## [TASK STATEMENT]
Give the data again, starting at the line that contains "Extract all elements" and ending at the line that contains "value-cell: 39 — [233, 469, 350, 501]". Swap each "table-row" for "data-row", keep everything else the same, and give back only those lines.

------------------------------------

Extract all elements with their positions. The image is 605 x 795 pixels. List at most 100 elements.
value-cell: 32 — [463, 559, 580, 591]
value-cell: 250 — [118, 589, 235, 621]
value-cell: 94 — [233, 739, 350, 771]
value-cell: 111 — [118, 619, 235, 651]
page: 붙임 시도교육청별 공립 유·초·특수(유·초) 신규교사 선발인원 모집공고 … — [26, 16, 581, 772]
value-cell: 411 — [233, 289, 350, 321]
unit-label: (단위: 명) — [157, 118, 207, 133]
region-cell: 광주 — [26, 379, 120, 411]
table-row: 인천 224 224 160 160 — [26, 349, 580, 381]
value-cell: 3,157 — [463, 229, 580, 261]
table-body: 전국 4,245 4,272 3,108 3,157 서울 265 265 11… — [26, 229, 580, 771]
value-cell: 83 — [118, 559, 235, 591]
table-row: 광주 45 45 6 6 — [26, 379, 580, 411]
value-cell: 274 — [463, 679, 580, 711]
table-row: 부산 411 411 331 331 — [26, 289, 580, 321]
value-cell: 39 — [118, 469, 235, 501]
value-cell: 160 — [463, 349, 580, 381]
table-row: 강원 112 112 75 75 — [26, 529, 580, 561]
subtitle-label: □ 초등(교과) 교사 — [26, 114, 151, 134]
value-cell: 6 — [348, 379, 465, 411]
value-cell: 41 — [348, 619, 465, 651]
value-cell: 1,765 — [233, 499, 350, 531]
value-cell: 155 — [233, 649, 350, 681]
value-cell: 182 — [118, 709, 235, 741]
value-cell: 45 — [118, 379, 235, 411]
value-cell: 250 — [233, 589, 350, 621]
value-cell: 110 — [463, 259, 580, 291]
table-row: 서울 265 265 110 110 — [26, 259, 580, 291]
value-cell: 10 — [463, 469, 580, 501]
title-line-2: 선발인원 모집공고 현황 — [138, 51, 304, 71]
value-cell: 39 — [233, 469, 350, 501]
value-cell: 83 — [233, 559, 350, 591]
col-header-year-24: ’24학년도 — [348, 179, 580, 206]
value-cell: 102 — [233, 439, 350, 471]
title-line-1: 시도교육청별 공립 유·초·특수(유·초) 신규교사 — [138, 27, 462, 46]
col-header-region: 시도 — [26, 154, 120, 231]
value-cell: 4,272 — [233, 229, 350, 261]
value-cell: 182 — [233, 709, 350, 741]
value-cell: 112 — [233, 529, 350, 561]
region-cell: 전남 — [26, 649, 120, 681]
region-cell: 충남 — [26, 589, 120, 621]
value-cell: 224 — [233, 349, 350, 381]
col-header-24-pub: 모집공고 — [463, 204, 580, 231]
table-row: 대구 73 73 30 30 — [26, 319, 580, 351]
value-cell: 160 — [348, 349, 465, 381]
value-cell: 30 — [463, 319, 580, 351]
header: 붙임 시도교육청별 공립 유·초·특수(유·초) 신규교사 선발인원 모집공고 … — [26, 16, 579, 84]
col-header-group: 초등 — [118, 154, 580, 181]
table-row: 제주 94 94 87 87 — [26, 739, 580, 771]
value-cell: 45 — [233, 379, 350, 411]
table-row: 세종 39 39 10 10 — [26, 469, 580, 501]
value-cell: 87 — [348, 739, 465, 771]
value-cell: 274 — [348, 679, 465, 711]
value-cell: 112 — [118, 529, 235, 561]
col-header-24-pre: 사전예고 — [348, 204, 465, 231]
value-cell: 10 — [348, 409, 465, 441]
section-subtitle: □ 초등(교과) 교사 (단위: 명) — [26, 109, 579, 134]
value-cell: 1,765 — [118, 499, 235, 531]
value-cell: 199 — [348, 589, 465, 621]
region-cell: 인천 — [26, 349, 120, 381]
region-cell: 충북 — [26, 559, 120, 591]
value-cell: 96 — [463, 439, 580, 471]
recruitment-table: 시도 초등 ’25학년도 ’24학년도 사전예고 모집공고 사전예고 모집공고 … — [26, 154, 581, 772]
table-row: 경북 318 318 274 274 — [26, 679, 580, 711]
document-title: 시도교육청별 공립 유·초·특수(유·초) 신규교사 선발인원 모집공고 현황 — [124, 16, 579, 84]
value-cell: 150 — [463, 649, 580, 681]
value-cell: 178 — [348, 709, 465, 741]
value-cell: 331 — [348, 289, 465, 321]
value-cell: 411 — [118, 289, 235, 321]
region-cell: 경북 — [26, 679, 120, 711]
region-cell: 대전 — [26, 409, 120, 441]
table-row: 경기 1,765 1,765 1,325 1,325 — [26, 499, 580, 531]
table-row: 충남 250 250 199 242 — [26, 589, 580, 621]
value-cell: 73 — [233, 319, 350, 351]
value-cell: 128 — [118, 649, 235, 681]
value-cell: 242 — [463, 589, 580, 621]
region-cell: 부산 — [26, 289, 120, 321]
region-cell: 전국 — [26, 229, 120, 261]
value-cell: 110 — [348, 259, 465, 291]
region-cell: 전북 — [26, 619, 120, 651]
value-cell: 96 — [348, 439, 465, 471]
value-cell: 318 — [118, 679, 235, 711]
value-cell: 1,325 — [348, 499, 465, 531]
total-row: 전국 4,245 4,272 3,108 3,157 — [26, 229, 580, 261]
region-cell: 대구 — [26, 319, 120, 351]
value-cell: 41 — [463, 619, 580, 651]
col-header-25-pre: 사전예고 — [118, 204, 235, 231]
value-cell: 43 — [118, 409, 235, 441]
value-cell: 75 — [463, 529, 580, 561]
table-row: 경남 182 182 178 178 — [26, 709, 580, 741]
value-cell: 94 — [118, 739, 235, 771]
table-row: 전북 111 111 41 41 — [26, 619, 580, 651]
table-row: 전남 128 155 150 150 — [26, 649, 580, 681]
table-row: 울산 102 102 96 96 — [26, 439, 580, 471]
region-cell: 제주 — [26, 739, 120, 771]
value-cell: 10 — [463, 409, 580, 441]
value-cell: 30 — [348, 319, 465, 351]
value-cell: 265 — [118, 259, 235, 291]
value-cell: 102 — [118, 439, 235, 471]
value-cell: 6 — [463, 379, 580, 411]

------------------------------------

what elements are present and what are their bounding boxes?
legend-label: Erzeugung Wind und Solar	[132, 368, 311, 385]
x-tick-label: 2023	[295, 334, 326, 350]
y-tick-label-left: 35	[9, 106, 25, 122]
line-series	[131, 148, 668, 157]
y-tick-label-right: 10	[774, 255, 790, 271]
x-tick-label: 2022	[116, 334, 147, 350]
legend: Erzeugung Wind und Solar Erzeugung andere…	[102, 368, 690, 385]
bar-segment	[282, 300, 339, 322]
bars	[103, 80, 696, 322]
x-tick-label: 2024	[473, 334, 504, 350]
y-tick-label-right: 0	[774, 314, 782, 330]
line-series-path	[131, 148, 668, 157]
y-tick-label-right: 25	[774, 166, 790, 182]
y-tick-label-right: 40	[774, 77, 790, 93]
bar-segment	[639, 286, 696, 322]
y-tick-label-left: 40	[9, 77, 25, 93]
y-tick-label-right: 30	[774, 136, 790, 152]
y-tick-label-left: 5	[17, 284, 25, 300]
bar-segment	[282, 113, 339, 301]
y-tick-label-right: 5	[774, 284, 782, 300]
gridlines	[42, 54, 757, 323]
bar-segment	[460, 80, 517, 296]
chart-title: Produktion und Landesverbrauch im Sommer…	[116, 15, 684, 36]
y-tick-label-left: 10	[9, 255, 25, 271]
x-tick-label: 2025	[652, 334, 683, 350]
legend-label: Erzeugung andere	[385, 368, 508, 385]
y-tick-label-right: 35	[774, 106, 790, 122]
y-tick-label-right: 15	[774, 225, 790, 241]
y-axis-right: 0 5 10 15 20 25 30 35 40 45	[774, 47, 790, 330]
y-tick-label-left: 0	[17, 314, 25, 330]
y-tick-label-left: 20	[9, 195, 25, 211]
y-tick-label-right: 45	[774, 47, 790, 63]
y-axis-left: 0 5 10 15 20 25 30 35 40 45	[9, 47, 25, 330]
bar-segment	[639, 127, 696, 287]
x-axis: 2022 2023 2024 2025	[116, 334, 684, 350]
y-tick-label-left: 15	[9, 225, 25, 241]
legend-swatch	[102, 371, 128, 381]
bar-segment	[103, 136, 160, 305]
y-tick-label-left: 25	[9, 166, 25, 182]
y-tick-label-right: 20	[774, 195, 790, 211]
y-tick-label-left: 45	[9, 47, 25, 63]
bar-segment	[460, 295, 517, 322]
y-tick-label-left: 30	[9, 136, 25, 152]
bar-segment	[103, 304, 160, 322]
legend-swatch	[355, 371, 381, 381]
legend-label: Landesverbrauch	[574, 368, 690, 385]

------------------------------------

## [IN RESPONSE]
Extract all elements with their positions. The image is 605 x 795 pixels. List at most 100 elements.
value-cell: 32 — [463, 559, 580, 591]
value-cell: 250 — [118, 589, 235, 621]
value-cell: 94 — [233, 739, 350, 771]
value-cell: 111 — [118, 619, 235, 651]
page: 붙임 시도교육청별 공립 유·초·특수(유·초) 신규교사 선발인원 모집공고 … — [26, 16, 581, 772]
value-cell: 411 — [233, 289, 350, 321]
unit-label: (단위: 명) — [157, 118, 207, 133]
region-cell: 광주 — [26, 379, 120, 411]
data-row: 인천 224 224 160 160 — [26, 349, 580, 381]
value-cell: 3,157 — [463, 229, 580, 261]
table-body: 전국 4,245 4,272 3,108 3,157 서울 265 265 11… — [26, 229, 580, 771]
value-cell: 83 — [118, 559, 235, 591]
data-row: 광주 45 45 6 6 — [26, 379, 580, 411]
value-cell: 274 — [463, 679, 580, 711]
data-row: 부산 411 411 331 331 — [26, 289, 580, 321]
value-cell: 39 — [118, 469, 235, 501]
value-cell: 160 — [463, 349, 580, 381]
data-row: 강원 112 112 75 75 — [26, 529, 580, 561]
subtitle-label: □ 초등(교과) 교사 — [26, 114, 151, 134]
value-cell: 6 — [348, 379, 465, 411]
value-cell: 41 — [348, 619, 465, 651]
value-cell: 1,765 — [233, 499, 350, 531]
value-cell: 155 — [233, 649, 350, 681]
value-cell: 182 — [118, 709, 235, 741]
value-cell: 45 — [118, 379, 235, 411]
value-cell: 250 — [233, 589, 350, 621]
value-cell: 110 — [463, 259, 580, 291]
data-row: 서울 265 265 110 110 — [26, 259, 580, 291]
value-cell: 10 — [463, 469, 580, 501]
title-line-2: 선발인원 모집공고 현황 — [138, 51, 304, 71]
value-cell: 39 — [233, 469, 350, 501]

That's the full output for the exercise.